Stated goal —
Render the following material again verbatim, leaving nothing out.
---------- Rows
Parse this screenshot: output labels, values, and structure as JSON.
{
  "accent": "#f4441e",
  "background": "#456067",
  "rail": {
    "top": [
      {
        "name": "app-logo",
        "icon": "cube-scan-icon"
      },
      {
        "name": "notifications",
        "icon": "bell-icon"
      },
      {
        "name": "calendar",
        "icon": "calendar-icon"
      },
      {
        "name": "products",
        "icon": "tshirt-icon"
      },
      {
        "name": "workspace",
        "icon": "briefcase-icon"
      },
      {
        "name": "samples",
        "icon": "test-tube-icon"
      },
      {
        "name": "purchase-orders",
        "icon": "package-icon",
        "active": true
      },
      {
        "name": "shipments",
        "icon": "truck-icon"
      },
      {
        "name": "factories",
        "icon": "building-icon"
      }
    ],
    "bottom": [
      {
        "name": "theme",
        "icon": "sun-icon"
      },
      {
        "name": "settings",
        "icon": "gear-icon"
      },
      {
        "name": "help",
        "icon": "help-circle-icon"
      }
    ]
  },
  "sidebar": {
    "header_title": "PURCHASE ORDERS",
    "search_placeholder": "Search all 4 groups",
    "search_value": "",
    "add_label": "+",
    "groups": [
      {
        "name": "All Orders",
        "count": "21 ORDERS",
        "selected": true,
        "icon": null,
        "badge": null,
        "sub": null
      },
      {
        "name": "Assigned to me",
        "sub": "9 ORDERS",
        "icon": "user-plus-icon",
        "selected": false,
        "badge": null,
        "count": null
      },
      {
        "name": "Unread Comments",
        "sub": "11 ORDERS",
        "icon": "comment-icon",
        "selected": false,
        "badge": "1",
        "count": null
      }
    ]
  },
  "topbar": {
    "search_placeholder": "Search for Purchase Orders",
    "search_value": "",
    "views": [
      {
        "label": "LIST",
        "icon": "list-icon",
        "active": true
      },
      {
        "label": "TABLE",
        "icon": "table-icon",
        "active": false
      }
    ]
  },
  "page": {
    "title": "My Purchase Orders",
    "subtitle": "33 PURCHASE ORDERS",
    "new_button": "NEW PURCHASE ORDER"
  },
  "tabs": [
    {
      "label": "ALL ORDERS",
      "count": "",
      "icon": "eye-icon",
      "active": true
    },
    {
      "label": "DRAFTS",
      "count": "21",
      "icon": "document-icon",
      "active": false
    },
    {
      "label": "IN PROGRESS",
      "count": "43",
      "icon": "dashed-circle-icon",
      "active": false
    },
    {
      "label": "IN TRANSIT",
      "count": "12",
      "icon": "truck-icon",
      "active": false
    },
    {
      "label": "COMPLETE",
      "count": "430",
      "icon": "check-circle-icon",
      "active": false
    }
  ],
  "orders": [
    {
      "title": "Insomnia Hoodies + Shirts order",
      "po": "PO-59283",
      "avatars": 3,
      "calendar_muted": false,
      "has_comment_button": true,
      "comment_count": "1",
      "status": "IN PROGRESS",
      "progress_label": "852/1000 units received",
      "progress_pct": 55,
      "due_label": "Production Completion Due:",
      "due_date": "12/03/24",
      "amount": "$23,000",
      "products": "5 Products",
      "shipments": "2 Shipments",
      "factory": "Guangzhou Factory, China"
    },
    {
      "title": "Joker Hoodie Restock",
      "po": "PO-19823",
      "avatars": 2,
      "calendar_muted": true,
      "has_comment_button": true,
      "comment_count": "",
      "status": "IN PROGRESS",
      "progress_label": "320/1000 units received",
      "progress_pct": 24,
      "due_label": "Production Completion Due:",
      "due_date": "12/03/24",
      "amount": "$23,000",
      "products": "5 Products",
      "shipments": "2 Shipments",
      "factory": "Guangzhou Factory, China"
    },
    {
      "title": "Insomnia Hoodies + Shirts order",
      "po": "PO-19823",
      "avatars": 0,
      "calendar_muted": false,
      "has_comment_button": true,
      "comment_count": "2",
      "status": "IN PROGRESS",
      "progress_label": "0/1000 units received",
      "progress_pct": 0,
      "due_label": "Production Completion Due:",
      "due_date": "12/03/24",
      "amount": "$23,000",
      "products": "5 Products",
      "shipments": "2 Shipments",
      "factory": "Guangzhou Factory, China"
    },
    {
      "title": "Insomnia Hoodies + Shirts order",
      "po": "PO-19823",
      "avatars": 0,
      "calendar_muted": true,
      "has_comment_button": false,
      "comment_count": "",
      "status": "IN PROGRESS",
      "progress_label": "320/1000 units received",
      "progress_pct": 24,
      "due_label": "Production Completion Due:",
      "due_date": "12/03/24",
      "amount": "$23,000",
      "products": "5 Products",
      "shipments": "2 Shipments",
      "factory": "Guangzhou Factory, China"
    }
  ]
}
--------------------
Solution for this task —
Parse this screenshot: output labels, values, and structure as JSON.
{
  "accent": "#f4441e",
  "background": "#456067",
  "rail": {
    "top": [
      {
        "name": "app-logo",
        "icon": "cube-scan-icon"
      },
      {
        "name": "notifications",
        "icon": "bell-icon"
      },
      {
        "name": "calendar",
        "icon": "calendar-icon"
      },
      {
        "name": "products",
        "icon": "tshirt-icon"
      },
      {
        "name": "workspace",
        "icon": "briefcase-icon"
      },
      {
        "name": "samples",
        "icon": "test-tube-icon"
      },
      {
        "name": "purchase-orders",
        "icon": "package-icon",
        "active": true
      },
      {
        "name": "shipments",
        "icon": "truck-icon"
      },
      {
        "name": "factories",
        "icon": "building-icon"
      }
    ],
    "bottom": [
      {
        "name": "theme",
        "icon": "sun-icon"
      },
      {
        "name": "settings",
        "icon": "gear-icon"
      },
      {
        "name": "help",
        "icon": "help-circle-icon"
      }
    ]
  },
  "sidebar": {
    "header_title": "PURCHASE ORDERS",
    "search_placeholder": "Search all 4 groups",
    "search_value": "",
    "add_label": "+",
    "groups": [
      {
        "name": "All Orders",
        "count": "21 ORDERS",
        "selected": true,
        "icon": null,
        "badge": null,
        "sub": null
      },
      {
        "name": "Assigned to me",
        "sub": "9 ORDERS",
        "icon": "user-plus-icon",
        "selected": false,
        "badge": null,
        "count": null
      },
      {
        "name": "Unread Comments",
        "sub": "11 ORDERS",
        "icon": "comment-icon",
        "selected": false,
        "badge": "1",
        "count": null
      }
    ]
  },
  "topbar": {
    "search_placeholder": "Search for Purchase Orders",
    "search_value": "",
    "views": [
      {
        "label": "LIST",
        "icon": "list-icon",
        "active": true
      },
      {
        "label": "TABLE",
        "icon": "table-icon",
        "active": false
      }
    ]
  },
  "page": {
    "title": "My Purchase Orders",
    "subtitle": "33 PURCHASE ORDERS",
    "new_button": "NEW PURCHASE ORDER"
  },
  "tabs": [
    {
      "label": "ALL ORDERS",
      "count": "",
      "icon": "eye-icon",
      "active": true
    },
    {
      "label": "DRAFTS",
      "count": "21",
      "icon": "document-icon",
      "active": false
    },
    {
      "label": "IN PROGRESS",
      "count": "43",
      "icon": "dashed-circle-icon",
      "active": false
    },
    {
      "label": "IN TRANSIT",
      "count": "12",
      "icon": "truck-icon",
      "active": false
    },
    {
      "label": "COMPLETE",
      "count": "430",
      "icon": "check-circle-icon",
      "active": false
    }
  ],
  "orders": [
    {
      "title": "Insomnia Hoodies + Shirts order",
      "po": "PO-59283",
      "avatars": 3,
      "calendar_muted": false,
      "has_comment_button": true,
      "comment_count": "1",
      "status": "IN PROGRESS",
      "progress_label": "852/1000 units received",
      "progress_pct": 55,
      "due_label": "Production Completion Due:",
      "due_date": "12/03/24",
      "amount": "$23,000",
      "products": "5 Products",
      "shipments": "2 Shipments",
      "factory": "Guangzhou Factory, China"
    },
    {
      "title": "Joker Hoodie Restock",
      "po": "PO-19823",
      "avatars": 2,
      "calendar_muted": true,
      "has_comment_button": true,
      "comment_count": "",
      "status": "IN PROGRESS",
      "progress_label": "320/1000 units received",
      "progress_pct": 24,
      "due_label": "Production Completion Due:",
      "due_date": "12/03/24",
      "amount": "$23,000",
      "products": "5 Products",
      "shipments": "2 Shipments",
      "factory": "Guangzhou Factory, China"
    },
    {
      "title": "Insomnia Hoodies + Shirts order",
      "po": "PO-19823",
      "avatars": 0,
      "calendar_muted": false,
      "has_comment_button": true,
      "comment_count": "2",
      "status": "IN PROGRESS",
      "progress_label": "0/1000 units received",
      "progress_pct": 0,
      "due_label": "Production Completion Due:",
      "due_date": "12/03/24",
      "amount": "$23,000",
      "products": "5 Products",
      "shipments": "2 Shipments",
      "factory": "Guangzhou Factory, China"
    },
    {
      "title": "Insomnia Hoodies + Shirts order",
      "po": "PO-19823",
      "avatars": 0,
      "calendar_muted": true,
      "has_comment_button": false,
      "comment_count": "",
      "status": "IN PROGRESS",
      "progress_label": "320/1000 units received",
      "progress_pct": 24,
      "due_label": "Production Completion Due:",
      "due_date": "12/03/24",
      "amount": "$23,000",
      "products": "5 Products",
      "shipments": "2 Shipments",
      "factory": "Guangzhou Factory, China"
    }
  ]
}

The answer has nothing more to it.